_Task prompt_. Select every line holding the word "Barva" and copy it.

_The input_.
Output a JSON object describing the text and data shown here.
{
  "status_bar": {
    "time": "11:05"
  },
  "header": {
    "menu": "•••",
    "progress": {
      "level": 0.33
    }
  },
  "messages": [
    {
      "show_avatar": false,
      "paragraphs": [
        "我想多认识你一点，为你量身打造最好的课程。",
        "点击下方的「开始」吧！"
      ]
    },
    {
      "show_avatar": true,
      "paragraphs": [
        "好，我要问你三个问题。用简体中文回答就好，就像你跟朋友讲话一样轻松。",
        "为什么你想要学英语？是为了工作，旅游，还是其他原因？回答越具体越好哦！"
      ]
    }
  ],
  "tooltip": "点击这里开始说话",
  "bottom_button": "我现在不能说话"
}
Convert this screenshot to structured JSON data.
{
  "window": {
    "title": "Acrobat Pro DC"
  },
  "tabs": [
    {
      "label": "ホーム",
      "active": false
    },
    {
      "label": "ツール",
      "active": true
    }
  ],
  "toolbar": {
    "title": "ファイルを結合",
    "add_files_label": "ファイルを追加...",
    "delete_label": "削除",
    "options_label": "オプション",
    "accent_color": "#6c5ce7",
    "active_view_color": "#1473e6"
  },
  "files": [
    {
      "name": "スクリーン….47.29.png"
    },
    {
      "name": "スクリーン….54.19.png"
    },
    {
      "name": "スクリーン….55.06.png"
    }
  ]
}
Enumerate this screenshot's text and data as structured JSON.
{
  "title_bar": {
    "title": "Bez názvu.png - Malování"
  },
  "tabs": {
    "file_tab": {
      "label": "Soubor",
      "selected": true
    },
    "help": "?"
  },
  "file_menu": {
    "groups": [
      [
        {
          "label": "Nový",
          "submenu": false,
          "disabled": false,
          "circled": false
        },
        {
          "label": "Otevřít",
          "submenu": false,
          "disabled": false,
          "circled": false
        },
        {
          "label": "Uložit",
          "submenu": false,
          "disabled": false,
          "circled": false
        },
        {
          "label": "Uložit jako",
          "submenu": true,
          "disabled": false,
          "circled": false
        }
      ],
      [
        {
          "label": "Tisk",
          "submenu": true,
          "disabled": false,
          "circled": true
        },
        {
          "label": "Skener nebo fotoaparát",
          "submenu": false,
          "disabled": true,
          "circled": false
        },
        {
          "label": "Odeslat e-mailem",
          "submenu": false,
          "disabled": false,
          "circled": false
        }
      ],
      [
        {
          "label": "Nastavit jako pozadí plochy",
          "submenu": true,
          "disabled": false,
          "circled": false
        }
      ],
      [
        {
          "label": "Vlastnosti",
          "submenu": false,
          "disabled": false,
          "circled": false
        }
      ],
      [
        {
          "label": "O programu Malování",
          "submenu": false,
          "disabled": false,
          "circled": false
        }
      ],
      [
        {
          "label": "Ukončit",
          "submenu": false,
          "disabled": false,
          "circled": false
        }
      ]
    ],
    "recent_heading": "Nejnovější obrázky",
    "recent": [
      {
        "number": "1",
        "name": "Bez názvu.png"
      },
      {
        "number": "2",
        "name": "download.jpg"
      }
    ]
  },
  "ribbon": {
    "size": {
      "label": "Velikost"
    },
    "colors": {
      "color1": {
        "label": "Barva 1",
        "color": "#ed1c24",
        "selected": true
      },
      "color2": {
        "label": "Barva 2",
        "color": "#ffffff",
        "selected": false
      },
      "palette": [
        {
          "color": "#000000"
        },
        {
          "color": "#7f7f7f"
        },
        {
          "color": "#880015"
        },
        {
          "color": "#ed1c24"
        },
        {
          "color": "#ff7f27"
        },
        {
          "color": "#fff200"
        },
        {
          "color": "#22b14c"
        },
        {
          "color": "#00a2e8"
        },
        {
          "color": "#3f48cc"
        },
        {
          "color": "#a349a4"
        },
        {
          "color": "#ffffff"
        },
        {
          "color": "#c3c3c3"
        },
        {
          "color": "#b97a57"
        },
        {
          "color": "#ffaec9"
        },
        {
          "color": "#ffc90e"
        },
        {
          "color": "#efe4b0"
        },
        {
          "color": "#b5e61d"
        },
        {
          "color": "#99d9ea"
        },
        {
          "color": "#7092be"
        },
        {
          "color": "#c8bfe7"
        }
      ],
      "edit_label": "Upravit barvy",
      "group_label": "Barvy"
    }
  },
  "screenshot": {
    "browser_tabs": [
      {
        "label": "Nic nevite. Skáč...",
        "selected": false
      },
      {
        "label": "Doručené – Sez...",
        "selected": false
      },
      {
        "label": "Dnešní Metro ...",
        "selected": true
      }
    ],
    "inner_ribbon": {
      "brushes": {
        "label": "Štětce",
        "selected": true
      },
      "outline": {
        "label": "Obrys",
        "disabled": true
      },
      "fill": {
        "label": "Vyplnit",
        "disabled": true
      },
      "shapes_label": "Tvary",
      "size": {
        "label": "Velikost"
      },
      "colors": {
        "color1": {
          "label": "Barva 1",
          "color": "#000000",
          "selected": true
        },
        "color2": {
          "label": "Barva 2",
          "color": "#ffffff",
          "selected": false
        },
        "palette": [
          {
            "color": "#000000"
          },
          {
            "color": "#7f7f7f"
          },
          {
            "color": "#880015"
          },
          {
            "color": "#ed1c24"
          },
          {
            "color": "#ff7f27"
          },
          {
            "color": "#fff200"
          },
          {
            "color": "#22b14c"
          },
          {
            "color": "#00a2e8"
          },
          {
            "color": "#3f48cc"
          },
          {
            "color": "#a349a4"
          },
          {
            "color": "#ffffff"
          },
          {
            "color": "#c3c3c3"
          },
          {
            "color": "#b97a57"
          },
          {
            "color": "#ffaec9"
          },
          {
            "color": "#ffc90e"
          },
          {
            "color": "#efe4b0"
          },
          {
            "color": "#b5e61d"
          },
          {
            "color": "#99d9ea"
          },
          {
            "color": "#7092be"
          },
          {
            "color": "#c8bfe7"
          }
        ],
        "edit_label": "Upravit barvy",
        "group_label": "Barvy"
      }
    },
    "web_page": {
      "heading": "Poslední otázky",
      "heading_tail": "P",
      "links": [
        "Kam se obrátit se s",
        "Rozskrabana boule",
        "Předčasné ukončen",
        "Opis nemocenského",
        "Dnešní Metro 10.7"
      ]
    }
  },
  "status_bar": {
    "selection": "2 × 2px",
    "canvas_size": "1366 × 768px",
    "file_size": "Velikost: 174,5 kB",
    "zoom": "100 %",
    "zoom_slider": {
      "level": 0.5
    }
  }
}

_Completed task_.
        "label": "Barva 1",
        "label": "Barva 2",
          "label": "Barva 1",
          "label": "Barva 2",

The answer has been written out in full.